WHAT THE TASK REQUIRES.
Reproduce every line of the records below, character for character, leaving nothing out and adding nothing.

RECORD SET.
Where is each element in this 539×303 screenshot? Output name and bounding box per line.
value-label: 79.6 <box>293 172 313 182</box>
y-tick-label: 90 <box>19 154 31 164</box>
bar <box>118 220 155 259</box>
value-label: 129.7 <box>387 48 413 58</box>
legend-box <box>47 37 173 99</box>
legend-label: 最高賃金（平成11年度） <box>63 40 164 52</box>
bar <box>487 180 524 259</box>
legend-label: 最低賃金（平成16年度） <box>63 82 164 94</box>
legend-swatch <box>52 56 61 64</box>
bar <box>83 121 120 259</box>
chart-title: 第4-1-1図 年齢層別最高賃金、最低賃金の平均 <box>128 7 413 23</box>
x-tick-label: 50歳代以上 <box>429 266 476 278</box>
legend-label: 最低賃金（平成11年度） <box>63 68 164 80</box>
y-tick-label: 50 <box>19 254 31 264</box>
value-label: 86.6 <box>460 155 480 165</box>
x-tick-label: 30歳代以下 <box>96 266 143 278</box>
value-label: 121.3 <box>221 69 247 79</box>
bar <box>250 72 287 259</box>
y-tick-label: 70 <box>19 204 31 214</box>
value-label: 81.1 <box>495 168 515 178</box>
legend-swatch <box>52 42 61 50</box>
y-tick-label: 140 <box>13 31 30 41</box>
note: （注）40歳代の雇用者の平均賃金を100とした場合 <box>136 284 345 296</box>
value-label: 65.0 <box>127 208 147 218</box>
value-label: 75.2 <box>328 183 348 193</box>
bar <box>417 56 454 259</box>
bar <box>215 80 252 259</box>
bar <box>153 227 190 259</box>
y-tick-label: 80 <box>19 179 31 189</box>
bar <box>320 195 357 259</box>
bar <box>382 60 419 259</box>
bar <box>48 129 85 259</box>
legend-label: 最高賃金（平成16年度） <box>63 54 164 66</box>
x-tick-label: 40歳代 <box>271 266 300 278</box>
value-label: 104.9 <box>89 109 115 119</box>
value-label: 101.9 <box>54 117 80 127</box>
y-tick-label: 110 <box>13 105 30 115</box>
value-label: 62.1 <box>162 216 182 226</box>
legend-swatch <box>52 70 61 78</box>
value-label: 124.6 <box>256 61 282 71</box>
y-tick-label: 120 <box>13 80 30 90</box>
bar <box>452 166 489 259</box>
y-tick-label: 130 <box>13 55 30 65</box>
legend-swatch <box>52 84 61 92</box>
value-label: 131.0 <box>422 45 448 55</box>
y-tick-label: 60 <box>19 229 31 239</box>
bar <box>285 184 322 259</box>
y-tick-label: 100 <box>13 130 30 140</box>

THE ANSWER.
Where is each element in this 539×303 screenshot? Output name and bounding box per line.
value-label: 79.6 <box>293 172 313 182</box>
y-tick-label: 90 <box>19 154 31 164</box>
bar <box>118 220 155 259</box>
value-label: 129.7 <box>387 48 413 58</box>
legend-box <box>47 37 173 99</box>
legend-label: 最高賃金（平成11年度） <box>63 40 164 52</box>
bar <box>487 180 524 259</box>
legend-label: 最低賃金（平成16年度） <box>63 82 164 94</box>
legend-swatch <box>52 56 61 64</box>
bar <box>83 121 120 259</box>
chart-title: 第4-1-1図 年齢層別最高賃金、最低賃金の平均 <box>128 7 413 23</box>
x-tick-label: 50歳代以上 <box>429 266 476 278</box>
legend-label: 最低賃金（平成11年度） <box>63 68 164 80</box>
y-tick-label: 50 <box>19 254 31 264</box>
value-label: 86.6 <box>460 155 480 165</box>
x-tick-label: 30歳代以下 <box>96 266 143 278</box>
value-label: 121.3 <box>221 69 247 79</box>
bar <box>250 72 287 259</box>
y-tick-label: 70 <box>19 204 31 214</box>
value-label: 81.1 <box>495 168 515 178</box>
legend-swatch <box>52 42 61 50</box>
y-tick-label: 140 <box>13 31 30 41</box>
note: （注）40歳代の雇用者の平均賃金を100とした場合 <box>136 284 345 296</box>
value-label: 65.0 <box>127 208 147 218</box>
value-label: 75.2 <box>328 183 348 193</box>
bar <box>417 56 454 259</box>
bar <box>215 80 252 259</box>
bar <box>153 227 190 259</box>
y-tick-label: 80 <box>19 179 31 189</box>
bar <box>320 195 357 259</box>
bar <box>382 60 419 259</box>
bar <box>48 129 85 259</box>
legend-label: 最高賃金（平成16年度） <box>63 54 164 66</box>
x-tick-label: 40歳代 <box>271 266 300 278</box>
value-label: 104.9 <box>89 109 115 119</box>
value-label: 101.9 <box>54 117 80 127</box>
y-tick-label: 110 <box>13 105 30 115</box>
value-label: 62.1 <box>162 216 182 226</box>
legend-swatch <box>52 70 61 78</box>
value-label: 124.6 <box>256 61 282 71</box>
y-tick-label: 120 <box>13 80 30 90</box>
bar <box>452 166 489 259</box>
y-tick-label: 130 <box>13 55 30 65</box>
legend-swatch <box>52 84 61 92</box>
value-label: 131.0 <box>422 45 448 55</box>
y-tick-label: 60 <box>19 229 31 239</box>
bar <box>285 184 322 259</box>
y-tick-label: 100 <box>13 130 30 140</box>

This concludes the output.